> _SHORT EXERCISE_
In the listing below, count each line containing "product" and answer with the count only.

> _EXTRACTED MATERIAL_
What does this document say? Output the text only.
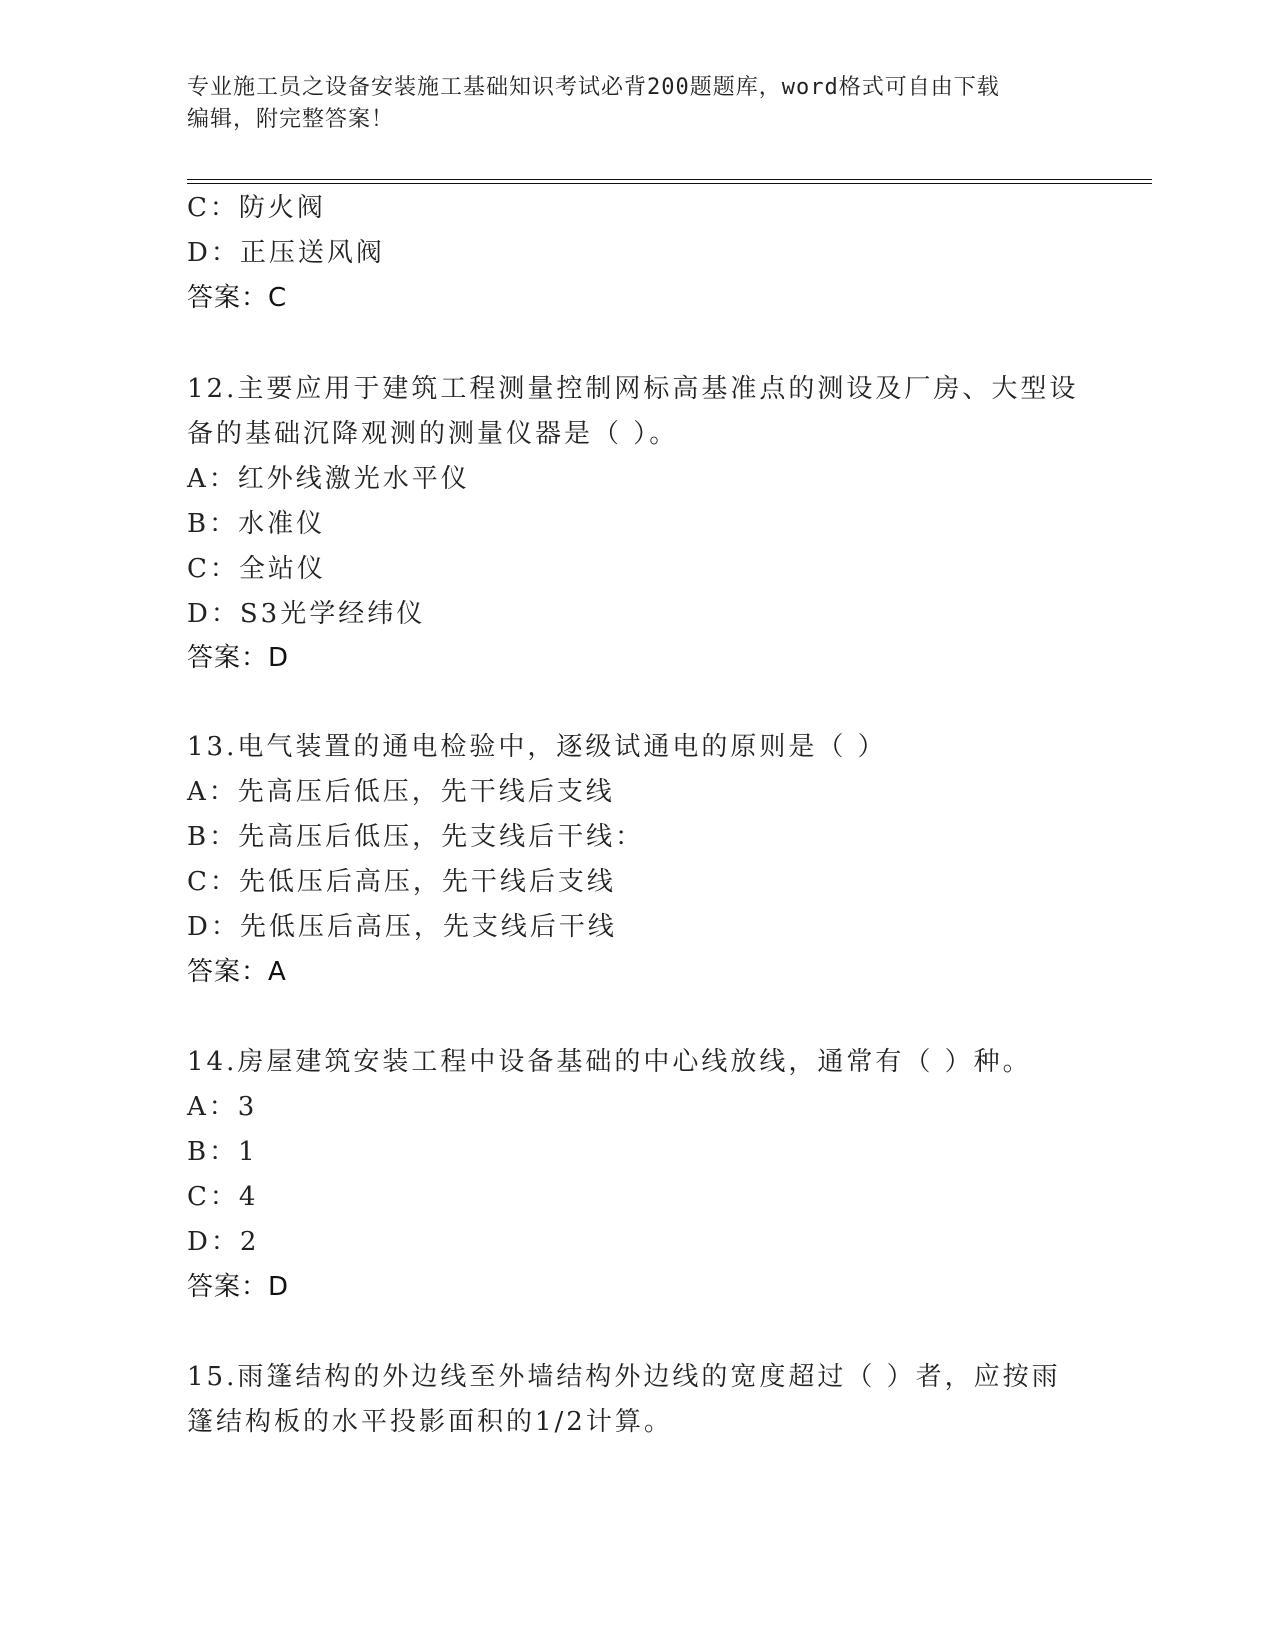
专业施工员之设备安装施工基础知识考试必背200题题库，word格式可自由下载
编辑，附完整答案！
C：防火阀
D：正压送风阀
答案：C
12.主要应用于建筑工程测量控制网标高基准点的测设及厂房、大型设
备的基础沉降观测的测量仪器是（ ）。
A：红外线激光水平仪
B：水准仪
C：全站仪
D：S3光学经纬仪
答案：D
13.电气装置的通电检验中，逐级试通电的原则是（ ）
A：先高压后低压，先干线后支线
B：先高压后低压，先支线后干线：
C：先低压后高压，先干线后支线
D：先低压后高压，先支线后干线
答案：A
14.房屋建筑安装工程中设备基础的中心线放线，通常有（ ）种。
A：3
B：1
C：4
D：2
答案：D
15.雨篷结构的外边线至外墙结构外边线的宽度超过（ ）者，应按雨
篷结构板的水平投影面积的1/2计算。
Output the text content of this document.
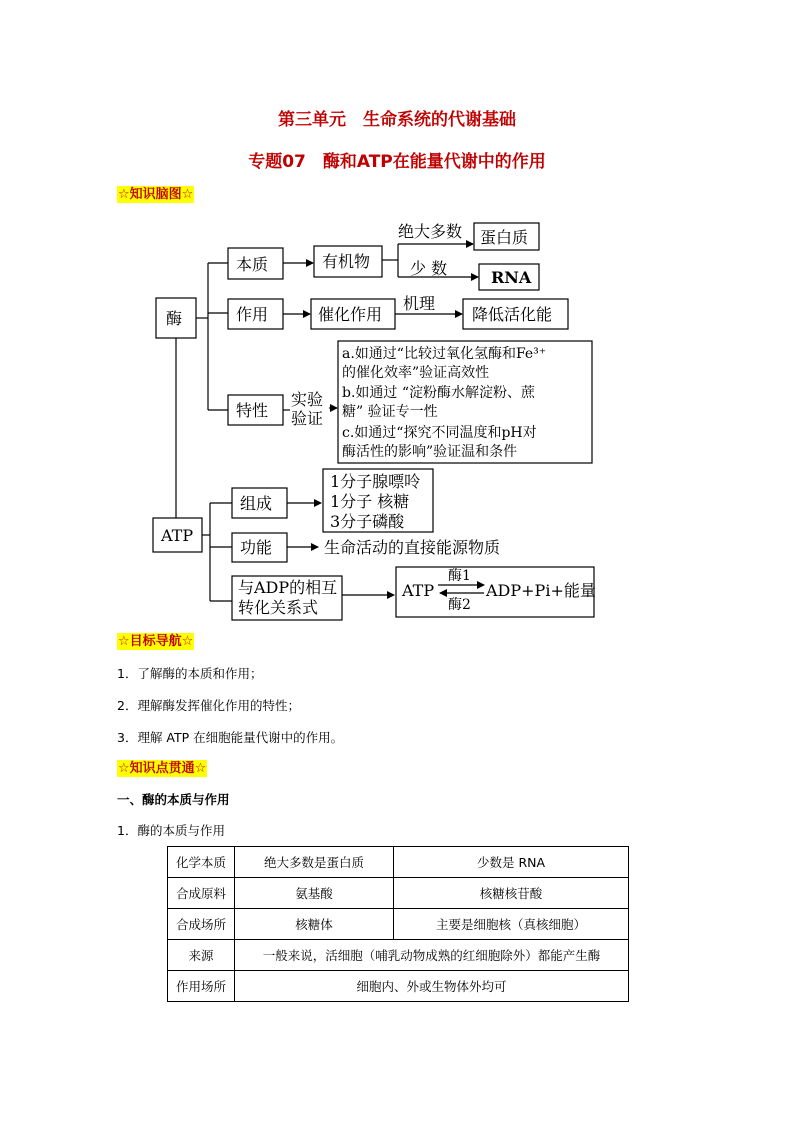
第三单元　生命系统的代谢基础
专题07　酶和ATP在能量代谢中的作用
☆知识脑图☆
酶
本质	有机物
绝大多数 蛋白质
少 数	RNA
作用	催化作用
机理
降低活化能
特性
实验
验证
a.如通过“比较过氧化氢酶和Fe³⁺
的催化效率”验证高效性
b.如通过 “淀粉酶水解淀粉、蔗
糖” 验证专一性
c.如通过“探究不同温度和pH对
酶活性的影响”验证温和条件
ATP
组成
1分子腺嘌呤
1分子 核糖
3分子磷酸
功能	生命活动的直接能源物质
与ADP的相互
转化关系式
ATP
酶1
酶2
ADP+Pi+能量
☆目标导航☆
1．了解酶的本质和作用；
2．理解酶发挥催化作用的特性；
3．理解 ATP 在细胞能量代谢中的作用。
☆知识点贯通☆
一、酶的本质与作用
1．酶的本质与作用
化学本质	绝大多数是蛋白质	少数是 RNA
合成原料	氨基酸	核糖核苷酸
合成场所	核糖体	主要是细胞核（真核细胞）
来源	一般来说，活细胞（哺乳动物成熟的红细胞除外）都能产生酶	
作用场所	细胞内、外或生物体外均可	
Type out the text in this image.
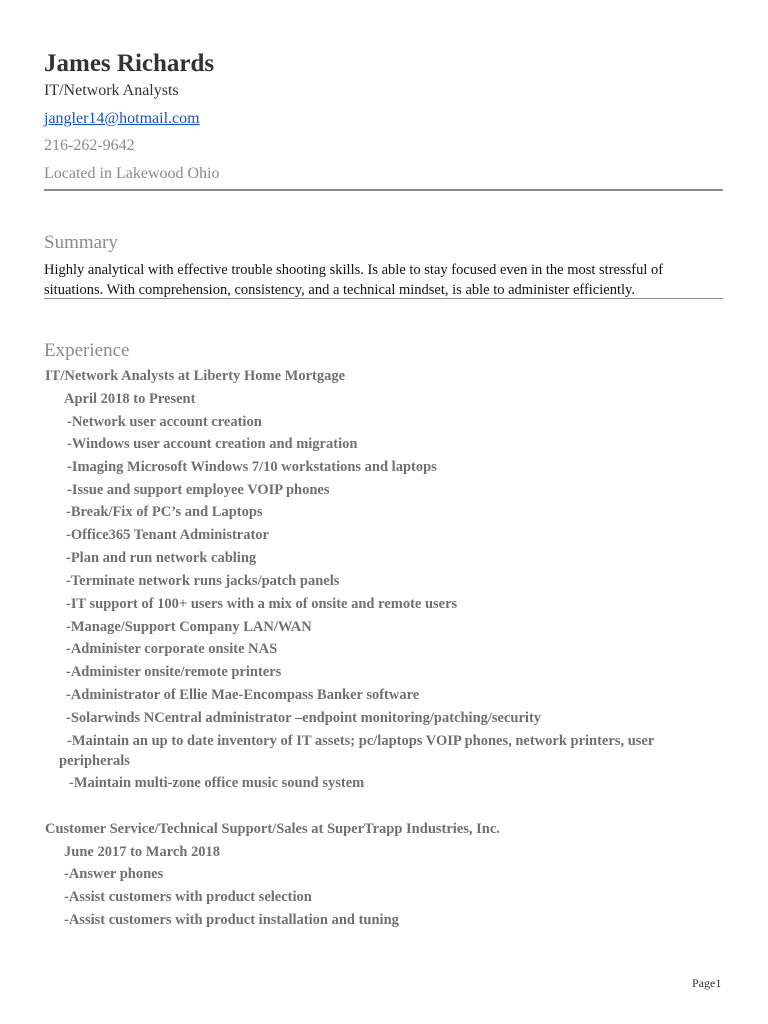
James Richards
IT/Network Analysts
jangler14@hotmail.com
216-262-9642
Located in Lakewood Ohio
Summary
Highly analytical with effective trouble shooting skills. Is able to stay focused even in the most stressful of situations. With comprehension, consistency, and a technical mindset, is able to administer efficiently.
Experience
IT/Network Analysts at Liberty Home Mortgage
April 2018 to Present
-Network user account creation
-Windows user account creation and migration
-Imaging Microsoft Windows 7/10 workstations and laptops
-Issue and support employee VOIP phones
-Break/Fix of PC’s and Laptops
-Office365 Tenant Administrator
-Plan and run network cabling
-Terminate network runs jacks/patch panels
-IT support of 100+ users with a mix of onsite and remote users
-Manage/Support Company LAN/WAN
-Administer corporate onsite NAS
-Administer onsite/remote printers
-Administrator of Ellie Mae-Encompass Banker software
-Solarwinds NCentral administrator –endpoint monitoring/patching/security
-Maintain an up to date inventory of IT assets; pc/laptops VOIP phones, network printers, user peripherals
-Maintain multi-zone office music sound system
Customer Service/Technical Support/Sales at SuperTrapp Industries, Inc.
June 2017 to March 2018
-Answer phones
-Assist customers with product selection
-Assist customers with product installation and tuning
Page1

> _COMPLETE ANSWER_
2